### STATED EXERCISE
Return the listing below word for word.

### EXTRACTED INFORMATION
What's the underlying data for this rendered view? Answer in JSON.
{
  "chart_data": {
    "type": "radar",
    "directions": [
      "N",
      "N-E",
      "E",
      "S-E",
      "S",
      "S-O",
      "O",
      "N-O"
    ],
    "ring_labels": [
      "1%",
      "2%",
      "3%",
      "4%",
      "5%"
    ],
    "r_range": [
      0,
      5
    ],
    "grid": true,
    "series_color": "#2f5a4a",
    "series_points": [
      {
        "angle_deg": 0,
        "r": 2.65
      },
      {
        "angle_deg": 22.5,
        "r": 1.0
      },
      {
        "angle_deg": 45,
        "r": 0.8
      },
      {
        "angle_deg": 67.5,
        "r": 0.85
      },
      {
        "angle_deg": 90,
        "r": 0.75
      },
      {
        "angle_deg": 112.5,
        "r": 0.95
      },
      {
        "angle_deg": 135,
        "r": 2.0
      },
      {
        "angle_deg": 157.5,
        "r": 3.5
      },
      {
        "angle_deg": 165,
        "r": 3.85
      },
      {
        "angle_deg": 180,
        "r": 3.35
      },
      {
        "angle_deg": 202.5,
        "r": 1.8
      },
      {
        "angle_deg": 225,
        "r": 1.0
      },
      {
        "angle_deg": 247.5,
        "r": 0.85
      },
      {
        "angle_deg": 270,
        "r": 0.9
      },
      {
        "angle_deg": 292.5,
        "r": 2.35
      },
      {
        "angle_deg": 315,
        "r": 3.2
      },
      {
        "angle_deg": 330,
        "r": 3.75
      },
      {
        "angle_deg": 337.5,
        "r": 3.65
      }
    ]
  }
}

### SOLUTION FOR THIS TASK
What's the underlying data for this rendered view? Answer in JSON.
{
  "chart_data": {
    "type": "radar",
    "directions": [
      "N",
      "N-E",
      "E",
      "S-E",
      "S",
      "S-O",
      "O",
      "N-O"
    ],
    "ring_labels": [
      "1%",
      "2%",
      "3%",
      "4%",
      "5%"
    ],
    "r_range": [
      0,
      5
    ],
    "grid": true,
    "series_color": "#2f5a4a",
    "series_points": [
      {
        "angle_deg": 0,
        "r": 2.65
      },
      {
        "angle_deg": 22.5,
        "r": 1.0
      },
      {
        "angle_deg": 45,
        "r": 0.8
      },
      {
        "angle_deg": 67.5,
        "r": 0.85
      },
      {
        "angle_deg": 90,
        "r": 0.75
      },
      {
        "angle_deg": 112.5,
        "r": 0.95
      },
      {
        "angle_deg": 135,
        "r": 2.0
      },
      {
        "angle_deg": 157.5,
        "r": 3.5
      },
      {
        "angle_deg": 165,
        "r": 3.85
      },
      {
        "angle_deg": 180,
        "r": 3.35
      },
      {
        "angle_deg": 202.5,
        "r": 1.8
      },
      {
        "angle_deg": 225,
        "r": 1.0
      },
      {
        "angle_deg": 247.5,
        "r": 0.85
      },
      {
        "angle_deg": 270,
        "r": 0.9
      },
      {
        "angle_deg": 292.5,
        "r": 2.35
      },
      {
        "angle_deg": 315,
        "r": 3.2
      },
      {
        "angle_deg": 330,
        "r": 3.75
      },
      {
        "angle_deg": 337.5,
        "r": 3.65
      }
    ]
  }
}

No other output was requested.